On May 12, 2026, the Supervision Committee of Latvijas Banka issued two simultaneous operational authorizations to SIA Paybis Europe. The entity secured a crypto-asset services provider (CASP) license under the European Union’s Markets in Crypto-Assets (MiCA) regulation, alongside a payment institution authorization under the second Payment Services Directive (PSD2).
Through this regulatory approval, Paybis becomes the first company within the Latvian jurisdiction to maintain both authorizations concurrently. It also represents the third enterprise in the nation to receive the MiCA CASP certification. These distinct frameworks deliver a unified legal structure for the company to manage corporate funds and execute digital asset operations directly.
According to the central bank’s parameters, the MiCA framework explicitly permits SIA Paybis Europe to provide custody and administration of crypto-assets on behalf of clients. It also authorizes the direct exchange of digital assets for fiat currency or alternative cryptographic tokens. The institutional mandate covers the execution of client orders, comprehensive transfer services, and specialized advisory functions. These capacities enable the platform to operate across the entire European Union through established cross-border notification mechanisms.

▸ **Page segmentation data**
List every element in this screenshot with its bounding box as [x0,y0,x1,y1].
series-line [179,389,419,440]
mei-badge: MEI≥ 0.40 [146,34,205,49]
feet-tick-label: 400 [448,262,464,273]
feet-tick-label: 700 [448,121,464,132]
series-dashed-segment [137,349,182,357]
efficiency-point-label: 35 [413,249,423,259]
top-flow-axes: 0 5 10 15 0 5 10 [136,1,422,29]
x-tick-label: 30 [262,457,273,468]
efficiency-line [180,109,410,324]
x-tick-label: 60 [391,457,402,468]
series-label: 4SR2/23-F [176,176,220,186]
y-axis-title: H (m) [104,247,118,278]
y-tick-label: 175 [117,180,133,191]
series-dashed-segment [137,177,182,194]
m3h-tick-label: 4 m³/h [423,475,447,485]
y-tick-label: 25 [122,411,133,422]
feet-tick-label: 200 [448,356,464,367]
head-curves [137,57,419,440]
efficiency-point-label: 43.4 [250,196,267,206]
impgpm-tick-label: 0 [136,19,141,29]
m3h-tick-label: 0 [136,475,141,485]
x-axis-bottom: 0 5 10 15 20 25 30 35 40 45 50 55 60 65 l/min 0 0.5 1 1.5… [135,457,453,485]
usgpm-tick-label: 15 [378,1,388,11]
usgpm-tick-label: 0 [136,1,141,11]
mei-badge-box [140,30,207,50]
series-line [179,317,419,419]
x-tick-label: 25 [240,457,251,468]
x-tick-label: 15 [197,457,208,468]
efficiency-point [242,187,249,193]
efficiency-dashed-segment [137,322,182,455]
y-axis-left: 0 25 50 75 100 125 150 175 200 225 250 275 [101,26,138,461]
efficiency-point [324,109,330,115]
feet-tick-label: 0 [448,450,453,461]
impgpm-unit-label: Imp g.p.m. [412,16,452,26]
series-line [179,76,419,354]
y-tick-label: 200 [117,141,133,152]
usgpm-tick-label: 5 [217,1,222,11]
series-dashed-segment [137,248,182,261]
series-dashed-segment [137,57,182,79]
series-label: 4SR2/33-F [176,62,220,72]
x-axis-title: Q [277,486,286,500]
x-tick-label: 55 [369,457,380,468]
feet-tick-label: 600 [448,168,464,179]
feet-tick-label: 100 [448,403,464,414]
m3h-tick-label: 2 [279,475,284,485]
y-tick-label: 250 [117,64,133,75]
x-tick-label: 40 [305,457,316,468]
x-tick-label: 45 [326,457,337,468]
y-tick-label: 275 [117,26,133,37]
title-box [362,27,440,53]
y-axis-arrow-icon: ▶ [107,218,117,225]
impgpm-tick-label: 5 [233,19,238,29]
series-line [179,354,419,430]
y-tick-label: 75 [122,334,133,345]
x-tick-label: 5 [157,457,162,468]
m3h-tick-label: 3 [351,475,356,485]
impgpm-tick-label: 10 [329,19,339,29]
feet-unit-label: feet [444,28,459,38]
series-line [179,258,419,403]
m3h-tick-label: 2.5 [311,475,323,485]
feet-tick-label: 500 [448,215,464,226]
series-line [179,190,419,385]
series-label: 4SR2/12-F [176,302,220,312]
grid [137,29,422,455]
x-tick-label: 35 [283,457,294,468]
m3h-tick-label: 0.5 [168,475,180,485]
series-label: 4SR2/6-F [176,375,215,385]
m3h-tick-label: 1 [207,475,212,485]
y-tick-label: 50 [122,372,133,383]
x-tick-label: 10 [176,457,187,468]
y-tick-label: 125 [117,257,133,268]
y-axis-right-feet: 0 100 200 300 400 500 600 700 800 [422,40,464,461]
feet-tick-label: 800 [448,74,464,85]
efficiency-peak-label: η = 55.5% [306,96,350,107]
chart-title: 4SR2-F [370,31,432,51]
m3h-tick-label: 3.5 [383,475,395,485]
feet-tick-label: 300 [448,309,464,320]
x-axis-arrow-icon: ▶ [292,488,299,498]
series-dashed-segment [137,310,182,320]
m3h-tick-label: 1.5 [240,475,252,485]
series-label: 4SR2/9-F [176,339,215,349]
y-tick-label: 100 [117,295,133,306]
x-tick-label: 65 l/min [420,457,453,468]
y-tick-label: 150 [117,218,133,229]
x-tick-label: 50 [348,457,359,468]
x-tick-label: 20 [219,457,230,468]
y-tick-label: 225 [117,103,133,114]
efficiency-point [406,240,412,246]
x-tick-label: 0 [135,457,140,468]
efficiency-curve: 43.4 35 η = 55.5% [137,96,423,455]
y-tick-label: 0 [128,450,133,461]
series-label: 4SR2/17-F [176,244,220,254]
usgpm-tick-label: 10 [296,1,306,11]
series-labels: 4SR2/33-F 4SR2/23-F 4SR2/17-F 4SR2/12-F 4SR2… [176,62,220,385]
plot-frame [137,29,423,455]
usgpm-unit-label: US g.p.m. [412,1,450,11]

▸ **Assigned task A**
According to the Paybis text, what rank does SIA Paybis Europe hold among Latvian companies to receive the MiCA CASP certification?
▸ **Assigned task B**
Please go on with the Paybis text, picking up right after its last sentence.
The material above was taken from a different source than the Paybis text.

▸ **Answer box A**
It is the third enterprise in Latvia to receive it.

▸ **Answer box B**
Under the PSD2 payment institution license, the European subsidiary is legally enabled to process direct payments. The technical scope of this authorization includes the execution of standard fiat transfers to traditional payment accounts, bridging established banking frameworks with the company’s internal blockchain settlement systems.
Innokenty Isers, chief executive officer and co-founder of Paybis, stated that acquiring dual licensing allows the corporate entity to construct a broad, future-focused market offering, which explicitly incorporates the operational integration of stablecoins.
Addressing the business application of these regulatory approvals, Konstantins Vasilenko, co-founder and chief business development officer, detailed a strategy focused on enterprise clients. The company plans to deploy a white-label cryptographic infrastructure suite configured for a B2B model. This technological stack will aggregate fiat on-ramps and off-ramps, trading and swapping modules, corporate payment acceptance systems, and structured stablecoin liquidation pipelines.
The entire infrastructure will be distributed through a single application programming interface (API). This configuration permits third-party companies to supply digital asset services to their own retail users without financing and structuring an independent legal setup. Vasilenko emphasized that connecting CASP authorization with PSD2 guidelines allows the platform to merge cryptographic services directly with the payment channels regulated by European authorities.
This corporate milestone occurs within a shifting European paradigm where legacy institutions face operational transformations. The implementation of MiCA frameworks actively shapes the overarching regulatory response in Europe, impacting the balance between traditional financial environments and decentralized infrastructure models demanding higher technical oversight.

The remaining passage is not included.